═══ PROVIDED RECORDS

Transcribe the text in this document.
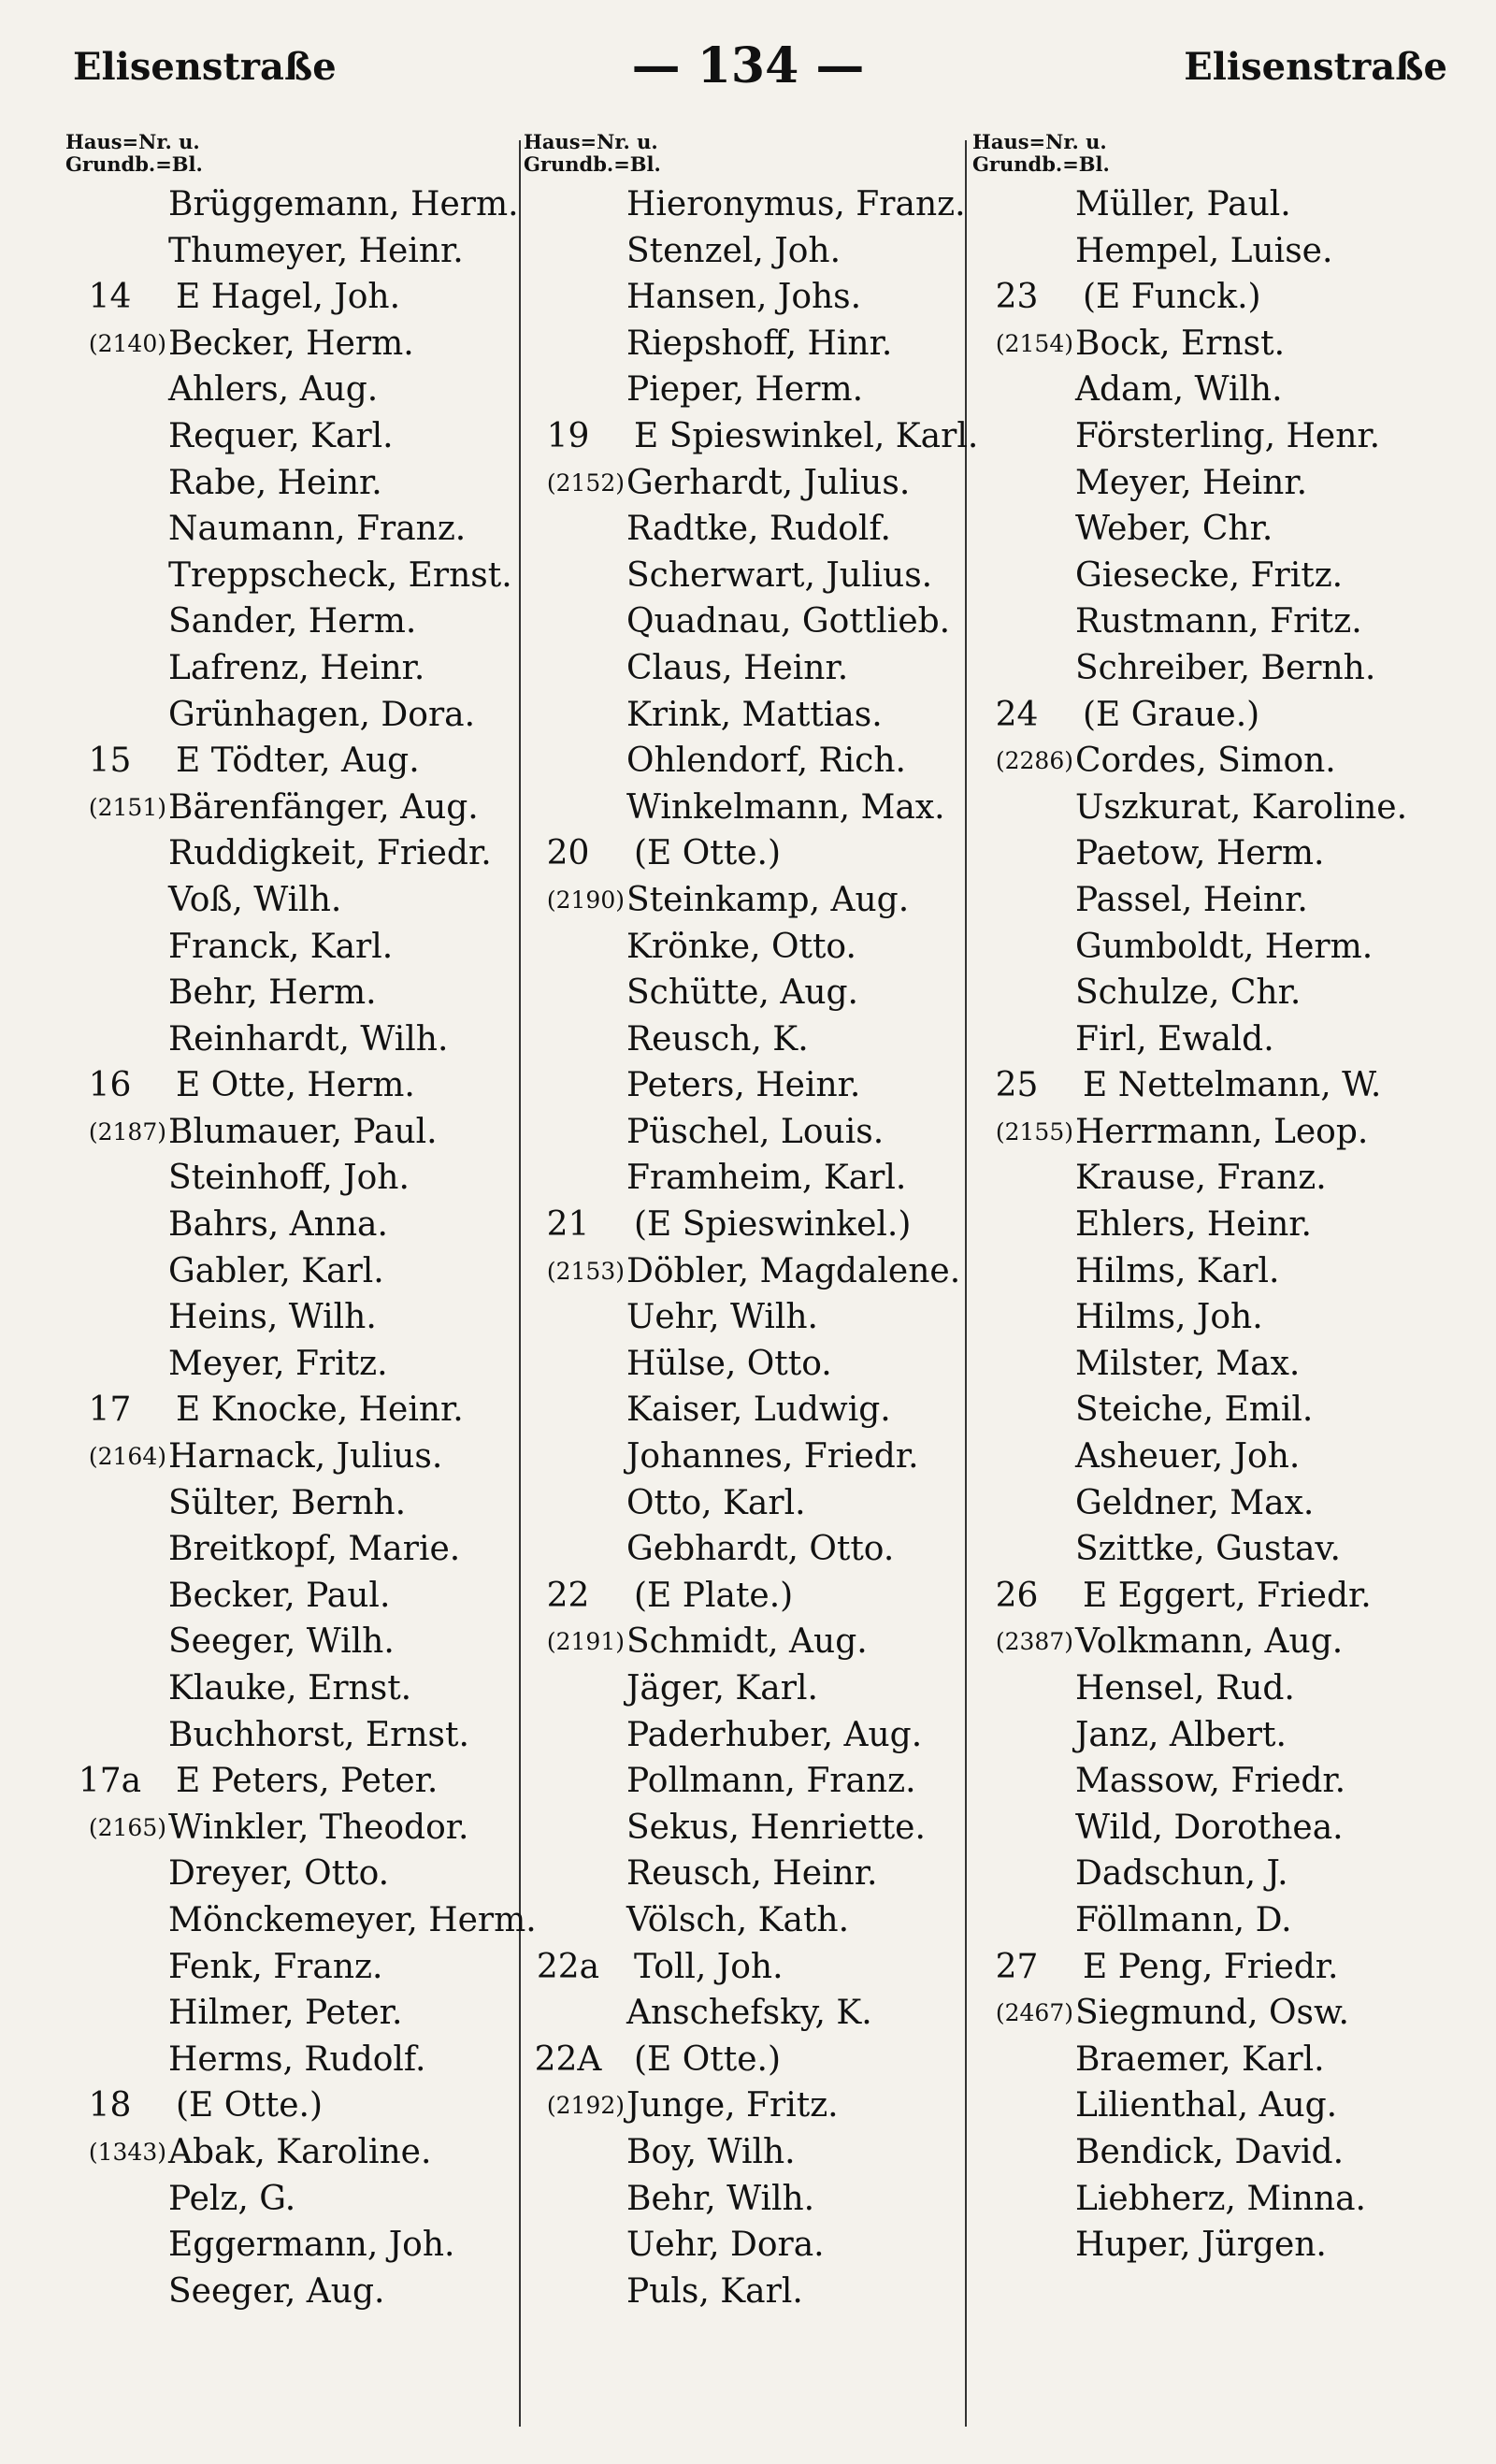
Elisenstraße	— 134 —	Elisenstraße
Haus=Nr. u.
Grundb.=Bl.
Brüggemann, Herm.
Thumeyer, Heinr.
14	E Hagel, Joh.
(2140) Becker, Herm.
Ahlers, Aug.
Requer, Karl.
Rabe, Heinr.
Naumann, Franz.
Treppscheck, Ernst.
Sander, Herm.
Lafrenz, Heinr.
Grünhagen, Dora.
15	E Tödter, Aug.
(2151) Bärenfänger, Aug.
Ruddigkeit, Friedr.
Voß, Wilh.
Franck, Karl.
Behr, Herm.
Reinhardt, Wilh.
16	E Otte, Herm.
(2187) Blumauer, Paul.
Steinhoff, Joh.
Bahrs, Anna.
Gabler, Karl.
Heins, Wilh.
Meyer, Fritz.
17	E Knocke, Heinr.
(2164) Harnack, Julius.
Sülter, Bernh.
Breitkopf, Marie.
Becker, Paul.
Seeger, Wilh.
Klauke, Ernst.
Buchhorst, Ernst.
17a	E Peters, Peter.
(2165) Winkler, Theodor.
Dreyer, Otto.
Mönckemeyer, Herm.
Fenk, Franz.
Hilmer, Peter.
Herms, Rudolf.
18	(E Otte.)
(1343) Abak, Karoline.
Pelz, G.
Eggermann, Joh.
Seeger, Aug.
Haus=Nr. u.
Grundb.=Bl.
Hieronymus, Franz.
Stenzel, Joh.
Hansen, Johs.
Riepshoff, Hinr.
Pieper, Herm.
19	E Spieswinkel, Karl.
(2152) Gerhardt, Julius.
Radtke, Rudolf.
Scherwart, Julius.
Quadnau, Gottlieb.
Claus, Heinr.
Krink, Mattias.
Ohlendorf, Rich.
Winkelmann, Max.
20	(E Otte.)
(2190) Steinkamp, Aug.
Krönke, Otto.
Schütte, Aug.
Reusch, K.
Peters, Heinr.
Püschel, Louis.
Framheim, Karl.
21	(E Spieswinkel.)
(2153) Döbler, Magdalene.
Uehr, Wilh.
Hülse, Otto.
Kaiser, Ludwig.
Johannes, Friedr.
Otto, Karl.
Gebhardt, Otto.
22	(E Plate.)
(2191) Schmidt, Aug.
Jäger, Karl.
Paderhuber, Aug.
Pollmann, Franz.
Sekus, Henriette.
Reusch, Heinr.
Völsch, Kath.
22a	Toll, Joh.
Anschefsky, K.
22A (E Otte.)
(2192) Junge, Fritz.
Boy, Wilh.
Behr, Wilh.
Uehr, Dora.
Puls, Karl.
Haus=Nr. u.
Grundb.=Bl.
Müller, Paul.
Hempel, Luise.
23	(E Funck.)
(2154) Bock, Ernst.
Adam, Wilh.
Försterling, Henr.
Meyer, Heinr.
Weber, Chr.
Giesecke, Fritz.
Rustmann, Fritz.
Schreiber, Bernh.
24	(E Graue.)
(2286) Cordes, Simon.
Uszkurat, Karoline.
Paetow, Herm.
Passel, Heinr.
Gumboldt, Herm.
Schulze, Chr.
Firl, Ewald.
25	E Nettelmann, W.
(2155) Herrmann, Leop.
Krause, Franz.
Ehlers, Heinr.
Hilms, Karl.
Hilms, Joh.
Milster, Max.
Steiche, Emil.
Asheuer, Joh.
Geldner, Max.
Szittke, Gustav.
26	E Eggert, Friedr.
(2387) Volkmann, Aug.
Hensel, Rud.
Janz, Albert.
Massow, Friedr.
Wild, Dorothea.
Dadschun, J.
Föllmann, D.
27	E Peng, Friedr.
(2467) Siegmund, Osw.
Braemer, Karl.
Lilienthal, Aug.
Bendick, David.
Liebherz, Minna.
Huper, Jürgen.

══════

Report the number of lines in the listing above that include the word "Julius", and nothing else.

▶ _SOLUTION FOR THIS PROBLEM_
3